* _THE EXERCISE_
Determine the number of lines holding the word "type"; answer with that number only.

* _RECORDS SUPPLIED_
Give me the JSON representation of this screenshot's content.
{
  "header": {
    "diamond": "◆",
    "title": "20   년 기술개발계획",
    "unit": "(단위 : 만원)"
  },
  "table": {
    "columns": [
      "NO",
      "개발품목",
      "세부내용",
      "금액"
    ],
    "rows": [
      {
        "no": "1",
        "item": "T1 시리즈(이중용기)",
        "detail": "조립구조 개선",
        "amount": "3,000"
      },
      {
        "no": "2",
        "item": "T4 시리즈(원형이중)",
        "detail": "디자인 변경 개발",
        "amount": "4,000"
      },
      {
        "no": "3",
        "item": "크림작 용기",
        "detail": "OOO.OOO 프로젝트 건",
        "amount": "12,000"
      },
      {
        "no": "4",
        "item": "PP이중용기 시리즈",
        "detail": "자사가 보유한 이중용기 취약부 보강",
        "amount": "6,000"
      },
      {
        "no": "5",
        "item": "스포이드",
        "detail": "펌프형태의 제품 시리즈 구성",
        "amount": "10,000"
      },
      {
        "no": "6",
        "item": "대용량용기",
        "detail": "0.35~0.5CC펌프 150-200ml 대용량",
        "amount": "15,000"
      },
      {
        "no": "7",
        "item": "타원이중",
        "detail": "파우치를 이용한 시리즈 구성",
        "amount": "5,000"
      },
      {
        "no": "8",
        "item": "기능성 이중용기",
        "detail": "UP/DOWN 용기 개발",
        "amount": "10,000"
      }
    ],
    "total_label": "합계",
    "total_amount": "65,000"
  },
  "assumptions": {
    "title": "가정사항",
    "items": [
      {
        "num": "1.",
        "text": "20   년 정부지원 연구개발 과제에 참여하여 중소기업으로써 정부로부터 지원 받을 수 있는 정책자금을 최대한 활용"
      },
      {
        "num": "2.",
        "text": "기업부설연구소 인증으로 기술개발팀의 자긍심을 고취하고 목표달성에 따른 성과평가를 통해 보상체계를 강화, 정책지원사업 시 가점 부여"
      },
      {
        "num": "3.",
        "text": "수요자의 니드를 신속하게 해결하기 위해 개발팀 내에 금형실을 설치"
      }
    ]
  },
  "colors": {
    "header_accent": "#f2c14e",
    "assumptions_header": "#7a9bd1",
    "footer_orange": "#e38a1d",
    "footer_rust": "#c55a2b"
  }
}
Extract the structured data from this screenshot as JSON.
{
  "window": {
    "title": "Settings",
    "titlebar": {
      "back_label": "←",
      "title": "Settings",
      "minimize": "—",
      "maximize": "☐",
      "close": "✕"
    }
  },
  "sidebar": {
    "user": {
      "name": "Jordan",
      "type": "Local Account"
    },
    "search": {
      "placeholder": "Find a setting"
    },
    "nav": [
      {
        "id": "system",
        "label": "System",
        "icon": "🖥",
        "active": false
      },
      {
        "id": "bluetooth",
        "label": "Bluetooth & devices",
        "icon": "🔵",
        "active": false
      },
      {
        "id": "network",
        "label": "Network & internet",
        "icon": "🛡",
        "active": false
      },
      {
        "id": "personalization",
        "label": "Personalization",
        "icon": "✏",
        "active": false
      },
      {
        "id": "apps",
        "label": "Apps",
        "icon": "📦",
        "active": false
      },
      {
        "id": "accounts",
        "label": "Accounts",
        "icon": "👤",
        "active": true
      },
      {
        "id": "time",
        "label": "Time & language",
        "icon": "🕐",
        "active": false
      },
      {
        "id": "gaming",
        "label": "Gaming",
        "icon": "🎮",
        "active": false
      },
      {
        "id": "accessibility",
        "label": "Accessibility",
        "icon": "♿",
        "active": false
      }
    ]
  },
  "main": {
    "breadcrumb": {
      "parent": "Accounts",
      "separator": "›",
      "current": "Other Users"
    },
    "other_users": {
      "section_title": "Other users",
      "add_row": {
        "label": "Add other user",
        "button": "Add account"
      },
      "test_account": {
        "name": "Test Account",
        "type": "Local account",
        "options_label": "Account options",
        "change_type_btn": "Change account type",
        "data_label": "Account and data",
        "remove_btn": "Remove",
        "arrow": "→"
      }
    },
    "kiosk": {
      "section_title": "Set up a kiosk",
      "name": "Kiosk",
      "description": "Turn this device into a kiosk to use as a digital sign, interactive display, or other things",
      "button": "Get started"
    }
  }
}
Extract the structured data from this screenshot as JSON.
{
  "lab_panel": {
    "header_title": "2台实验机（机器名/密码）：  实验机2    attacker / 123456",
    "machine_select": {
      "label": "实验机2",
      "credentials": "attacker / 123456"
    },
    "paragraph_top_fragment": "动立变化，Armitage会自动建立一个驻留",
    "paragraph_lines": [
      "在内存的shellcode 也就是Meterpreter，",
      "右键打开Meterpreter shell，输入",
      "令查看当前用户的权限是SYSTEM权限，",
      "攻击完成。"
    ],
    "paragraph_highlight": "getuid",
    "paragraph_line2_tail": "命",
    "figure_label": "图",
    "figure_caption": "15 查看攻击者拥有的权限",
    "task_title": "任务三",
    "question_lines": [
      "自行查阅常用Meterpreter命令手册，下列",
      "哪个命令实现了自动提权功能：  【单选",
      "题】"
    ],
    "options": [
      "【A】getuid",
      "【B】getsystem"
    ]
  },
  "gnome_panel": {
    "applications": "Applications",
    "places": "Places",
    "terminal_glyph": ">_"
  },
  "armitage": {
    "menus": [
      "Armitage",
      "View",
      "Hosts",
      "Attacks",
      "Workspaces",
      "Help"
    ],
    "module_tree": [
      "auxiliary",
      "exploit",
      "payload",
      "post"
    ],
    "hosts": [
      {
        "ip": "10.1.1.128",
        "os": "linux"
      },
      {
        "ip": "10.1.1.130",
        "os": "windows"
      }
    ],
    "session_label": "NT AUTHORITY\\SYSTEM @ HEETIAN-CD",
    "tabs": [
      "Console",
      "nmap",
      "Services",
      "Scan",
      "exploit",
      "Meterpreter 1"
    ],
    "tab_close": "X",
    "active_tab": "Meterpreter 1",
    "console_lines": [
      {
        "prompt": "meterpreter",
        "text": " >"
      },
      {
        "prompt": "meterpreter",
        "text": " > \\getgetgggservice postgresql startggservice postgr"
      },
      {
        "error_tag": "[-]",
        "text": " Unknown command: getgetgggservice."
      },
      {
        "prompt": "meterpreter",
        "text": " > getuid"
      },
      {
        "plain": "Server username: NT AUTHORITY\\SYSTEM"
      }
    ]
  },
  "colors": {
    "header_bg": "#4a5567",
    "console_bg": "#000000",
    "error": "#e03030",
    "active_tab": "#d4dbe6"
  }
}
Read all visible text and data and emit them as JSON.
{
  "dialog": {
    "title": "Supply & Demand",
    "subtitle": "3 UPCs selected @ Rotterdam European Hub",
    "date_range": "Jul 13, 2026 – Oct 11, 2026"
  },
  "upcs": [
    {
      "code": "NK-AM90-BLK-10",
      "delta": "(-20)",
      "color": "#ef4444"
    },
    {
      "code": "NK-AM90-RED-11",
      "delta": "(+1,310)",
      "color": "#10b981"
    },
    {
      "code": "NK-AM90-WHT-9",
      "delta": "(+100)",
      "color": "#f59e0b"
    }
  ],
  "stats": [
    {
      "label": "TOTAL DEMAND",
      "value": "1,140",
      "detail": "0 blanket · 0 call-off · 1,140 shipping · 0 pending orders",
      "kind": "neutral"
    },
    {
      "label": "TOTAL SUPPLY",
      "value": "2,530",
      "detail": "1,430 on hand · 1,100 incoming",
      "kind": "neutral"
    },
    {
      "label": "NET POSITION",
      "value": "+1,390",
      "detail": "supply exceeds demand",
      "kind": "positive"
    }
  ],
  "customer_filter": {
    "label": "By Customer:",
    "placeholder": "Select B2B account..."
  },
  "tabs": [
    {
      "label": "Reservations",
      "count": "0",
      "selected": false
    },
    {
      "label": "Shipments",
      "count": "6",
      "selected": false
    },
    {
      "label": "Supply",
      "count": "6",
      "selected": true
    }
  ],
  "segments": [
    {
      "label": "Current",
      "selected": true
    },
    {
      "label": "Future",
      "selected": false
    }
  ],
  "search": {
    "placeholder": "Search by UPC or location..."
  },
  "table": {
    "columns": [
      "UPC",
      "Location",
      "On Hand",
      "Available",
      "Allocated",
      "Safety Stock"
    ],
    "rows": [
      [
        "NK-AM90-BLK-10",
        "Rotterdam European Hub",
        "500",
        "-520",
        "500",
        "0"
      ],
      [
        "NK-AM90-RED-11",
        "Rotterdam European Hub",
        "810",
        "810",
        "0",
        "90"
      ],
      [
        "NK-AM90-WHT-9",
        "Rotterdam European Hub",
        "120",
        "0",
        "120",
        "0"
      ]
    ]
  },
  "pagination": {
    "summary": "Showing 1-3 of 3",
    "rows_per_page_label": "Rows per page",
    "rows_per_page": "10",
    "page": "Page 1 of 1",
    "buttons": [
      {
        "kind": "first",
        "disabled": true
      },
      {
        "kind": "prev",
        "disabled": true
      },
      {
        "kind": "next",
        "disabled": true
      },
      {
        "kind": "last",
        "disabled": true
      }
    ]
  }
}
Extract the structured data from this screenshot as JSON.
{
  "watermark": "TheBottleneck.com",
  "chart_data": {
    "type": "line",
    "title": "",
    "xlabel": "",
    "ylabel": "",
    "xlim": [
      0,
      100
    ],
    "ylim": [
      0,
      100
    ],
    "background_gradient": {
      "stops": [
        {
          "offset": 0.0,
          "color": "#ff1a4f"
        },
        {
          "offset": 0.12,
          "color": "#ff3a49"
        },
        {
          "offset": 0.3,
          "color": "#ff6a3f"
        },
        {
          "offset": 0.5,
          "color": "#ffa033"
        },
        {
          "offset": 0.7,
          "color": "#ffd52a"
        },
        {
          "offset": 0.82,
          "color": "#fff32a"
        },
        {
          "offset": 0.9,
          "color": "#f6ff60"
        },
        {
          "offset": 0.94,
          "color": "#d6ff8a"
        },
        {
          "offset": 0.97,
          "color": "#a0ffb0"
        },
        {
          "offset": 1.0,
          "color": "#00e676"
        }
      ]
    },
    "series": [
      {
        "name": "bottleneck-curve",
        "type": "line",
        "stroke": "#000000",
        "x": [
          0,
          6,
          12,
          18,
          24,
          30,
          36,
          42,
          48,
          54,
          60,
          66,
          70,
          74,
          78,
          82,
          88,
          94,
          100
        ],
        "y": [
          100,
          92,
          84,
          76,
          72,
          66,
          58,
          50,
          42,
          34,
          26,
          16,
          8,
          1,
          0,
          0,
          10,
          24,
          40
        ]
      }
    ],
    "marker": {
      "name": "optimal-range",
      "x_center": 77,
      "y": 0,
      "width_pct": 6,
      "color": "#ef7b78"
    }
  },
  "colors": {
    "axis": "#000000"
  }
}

* _WORKED SOLUTION_
5